[Image layout annotations]

== == ==

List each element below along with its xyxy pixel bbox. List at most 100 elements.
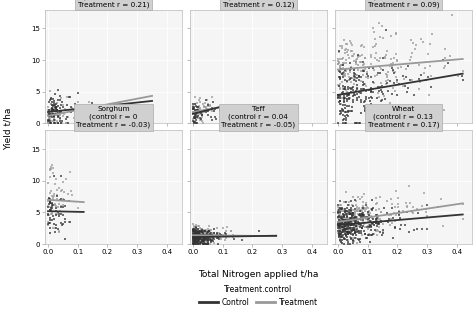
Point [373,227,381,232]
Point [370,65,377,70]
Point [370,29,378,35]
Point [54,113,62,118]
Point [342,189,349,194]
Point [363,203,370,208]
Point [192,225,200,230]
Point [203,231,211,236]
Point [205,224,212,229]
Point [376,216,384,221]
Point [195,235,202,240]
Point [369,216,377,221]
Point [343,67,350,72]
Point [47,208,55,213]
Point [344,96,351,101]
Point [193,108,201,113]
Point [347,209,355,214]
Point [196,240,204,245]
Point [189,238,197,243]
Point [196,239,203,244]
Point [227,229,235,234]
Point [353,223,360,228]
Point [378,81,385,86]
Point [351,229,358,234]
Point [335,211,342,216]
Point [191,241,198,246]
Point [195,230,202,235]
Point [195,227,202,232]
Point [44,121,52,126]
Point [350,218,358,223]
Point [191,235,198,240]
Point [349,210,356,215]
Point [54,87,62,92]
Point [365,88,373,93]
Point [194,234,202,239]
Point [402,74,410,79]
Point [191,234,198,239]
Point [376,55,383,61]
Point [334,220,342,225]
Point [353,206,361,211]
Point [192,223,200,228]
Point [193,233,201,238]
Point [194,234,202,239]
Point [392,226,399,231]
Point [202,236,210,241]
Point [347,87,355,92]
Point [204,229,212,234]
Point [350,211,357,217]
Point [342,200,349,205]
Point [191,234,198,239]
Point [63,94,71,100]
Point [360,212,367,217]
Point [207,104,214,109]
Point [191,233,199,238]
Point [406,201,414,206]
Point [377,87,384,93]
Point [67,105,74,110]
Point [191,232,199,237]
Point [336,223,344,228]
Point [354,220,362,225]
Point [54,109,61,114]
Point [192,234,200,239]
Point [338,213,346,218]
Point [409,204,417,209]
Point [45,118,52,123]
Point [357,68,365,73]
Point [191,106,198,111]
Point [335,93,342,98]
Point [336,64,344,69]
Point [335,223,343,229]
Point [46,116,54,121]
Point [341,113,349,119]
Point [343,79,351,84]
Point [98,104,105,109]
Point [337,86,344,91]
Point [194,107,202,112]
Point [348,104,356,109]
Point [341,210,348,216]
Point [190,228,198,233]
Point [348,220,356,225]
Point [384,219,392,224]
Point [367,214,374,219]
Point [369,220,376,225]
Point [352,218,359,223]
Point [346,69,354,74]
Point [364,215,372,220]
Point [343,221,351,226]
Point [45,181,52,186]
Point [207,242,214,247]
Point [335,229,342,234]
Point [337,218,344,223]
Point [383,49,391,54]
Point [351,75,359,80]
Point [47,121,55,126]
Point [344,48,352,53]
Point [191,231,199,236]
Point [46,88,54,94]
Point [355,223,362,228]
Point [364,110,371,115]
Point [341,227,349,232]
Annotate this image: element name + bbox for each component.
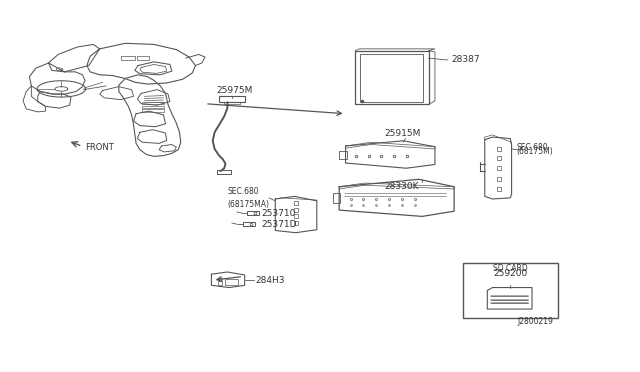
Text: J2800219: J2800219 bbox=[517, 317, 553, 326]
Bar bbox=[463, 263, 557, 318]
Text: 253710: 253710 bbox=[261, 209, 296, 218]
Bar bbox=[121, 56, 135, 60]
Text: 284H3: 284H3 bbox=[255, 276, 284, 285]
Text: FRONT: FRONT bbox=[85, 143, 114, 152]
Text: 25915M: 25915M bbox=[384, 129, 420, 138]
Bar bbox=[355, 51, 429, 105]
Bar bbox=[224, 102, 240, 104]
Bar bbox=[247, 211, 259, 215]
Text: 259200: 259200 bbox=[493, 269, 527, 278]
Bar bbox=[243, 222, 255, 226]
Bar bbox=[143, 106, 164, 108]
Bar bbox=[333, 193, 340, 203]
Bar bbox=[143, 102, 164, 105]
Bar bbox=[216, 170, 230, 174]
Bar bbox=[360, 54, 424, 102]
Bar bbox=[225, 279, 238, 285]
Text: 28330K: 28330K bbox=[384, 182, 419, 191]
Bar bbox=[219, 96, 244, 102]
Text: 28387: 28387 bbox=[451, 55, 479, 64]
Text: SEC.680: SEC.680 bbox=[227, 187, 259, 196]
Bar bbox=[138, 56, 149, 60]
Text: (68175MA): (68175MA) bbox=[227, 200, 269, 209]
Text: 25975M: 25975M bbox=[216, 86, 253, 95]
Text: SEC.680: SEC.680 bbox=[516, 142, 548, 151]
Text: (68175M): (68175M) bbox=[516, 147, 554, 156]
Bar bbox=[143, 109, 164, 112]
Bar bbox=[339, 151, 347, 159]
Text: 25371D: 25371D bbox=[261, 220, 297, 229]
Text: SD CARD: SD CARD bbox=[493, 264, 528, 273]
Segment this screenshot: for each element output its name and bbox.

== == ==

| What is needed |
Reproduce all of the material above word for word, leaving out the lines that stand for pictures.

| Task result |
List each element below along with its xyxy pixel bbox. List at most 100 elements.
Point [373,227,381,232]
Point [370,65,377,70]
Point [370,29,378,35]
Point [54,113,62,118]
Point [342,189,349,194]
Point [363,203,370,208]
Point [192,225,200,230]
Point [203,231,211,236]
Point [205,224,212,229]
Point [376,216,384,221]
Point [195,235,202,240]
Point [369,216,377,221]
Point [343,67,350,72]
Point [47,208,55,213]
Point [344,96,351,101]
Point [193,108,201,113]
Point [347,209,355,214]
Point [196,240,204,245]
Point [189,238,197,243]
Point [196,239,203,244]
Point [227,229,235,234]
Point [353,223,360,228]
Point [378,81,385,86]
Point [351,229,358,234]
Point [335,211,342,216]
Point [191,241,198,246]
Point [195,230,202,235]
Point [195,227,202,232]
Point [44,121,52,126]
Point [350,218,358,223]
Point [191,235,198,240]
Point [349,210,356,215]
Point [54,87,62,92]
Point [365,88,373,93]
Point [194,234,202,239]
Point [402,74,410,79]
Point [191,234,198,239]
Point [376,55,383,61]
Point [334,220,342,225]
Point [353,206,361,211]
Point [192,223,200,228]
Point [193,233,201,238]
Point [194,234,202,239]
Point [392,226,399,231]
Point [202,236,210,241]
Point [347,87,355,92]
Point [204,229,212,234]
Point [350,211,357,217]
Point [342,200,349,205]
Point [191,234,198,239]
Point [63,94,71,100]
Point [360,212,367,217]
Point [207,104,214,109]
Point [191,233,199,238]
Point [406,201,414,206]
Point [377,87,384,93]
Point [67,105,74,110]
Point [191,232,199,237]
Point [336,223,344,228]
Point [354,220,362,225]
Point [54,109,61,114]
Point [192,234,200,239]
Point [338,213,346,218]
Point [409,204,417,209]
Point [45,118,52,123]
Point [357,68,365,73]
Point [191,106,198,111]
Point [335,93,342,98]
Point [336,64,344,69]
Point [335,223,343,229]
Point [46,116,54,121]
Point [341,113,349,119]
Point [343,79,351,84]
Point [98,104,105,109]
Point [337,86,344,91]
Point [194,107,202,112]
Point [348,104,356,109]
Point [341,210,348,216]
Point [190,228,198,233]
Point [348,220,356,225]
Point [384,219,392,224]
Point [367,214,374,219]
Point [369,220,376,225]
Point [352,218,359,223]
Point [346,69,354,74]
Point [364,215,372,220]
Point [343,221,351,226]
Point [45,181,52,186]
Point [207,242,214,247]
Point [335,229,342,234]
Point [337,218,344,223]
Point [383,49,391,54]
Point [351,75,359,80]
Point [47,121,55,126]
Point [344,48,352,53]
Point [191,231,199,236]
Point [46,88,54,94]
Point [355,223,362,228]
Point [364,110,371,115]
Point [341,227,349,232]
Annotate this image: element name + bbox for each component.
Text: J2800219: J2800219 bbox=[517, 317, 553, 326]
Bar bbox=[463, 263, 557, 318]
Text: 253710: 253710 bbox=[261, 209, 296, 218]
Bar bbox=[121, 56, 135, 60]
Text: 284H3: 284H3 bbox=[255, 276, 284, 285]
Text: FRONT: FRONT bbox=[85, 143, 114, 152]
Text: 25915M: 25915M bbox=[384, 129, 420, 138]
Bar bbox=[355, 51, 429, 105]
Bar bbox=[224, 102, 240, 104]
Bar bbox=[247, 211, 259, 215]
Text: 259200: 259200 bbox=[493, 269, 527, 278]
Bar bbox=[243, 222, 255, 226]
Bar bbox=[143, 106, 164, 108]
Bar bbox=[333, 193, 340, 203]
Bar bbox=[143, 102, 164, 105]
Bar bbox=[216, 170, 230, 174]
Bar bbox=[360, 54, 424, 102]
Bar bbox=[225, 279, 238, 285]
Text: 28330K: 28330K bbox=[384, 182, 419, 191]
Bar bbox=[219, 96, 244, 102]
Text: 28387: 28387 bbox=[451, 55, 479, 64]
Text: SEC.680: SEC.680 bbox=[227, 187, 259, 196]
Bar bbox=[138, 56, 149, 60]
Text: (68175MA): (68175MA) bbox=[227, 200, 269, 209]
Text: 25975M: 25975M bbox=[216, 86, 253, 95]
Text: SEC.680: SEC.680 bbox=[516, 142, 548, 151]
Text: (68175M): (68175M) bbox=[516, 147, 554, 156]
Bar bbox=[143, 109, 164, 112]
Bar bbox=[339, 151, 347, 159]
Text: 25371D: 25371D bbox=[261, 220, 297, 229]
Text: SD CARD: SD CARD bbox=[493, 264, 528, 273]
Segment this screenshot: for each element output its name and bbox.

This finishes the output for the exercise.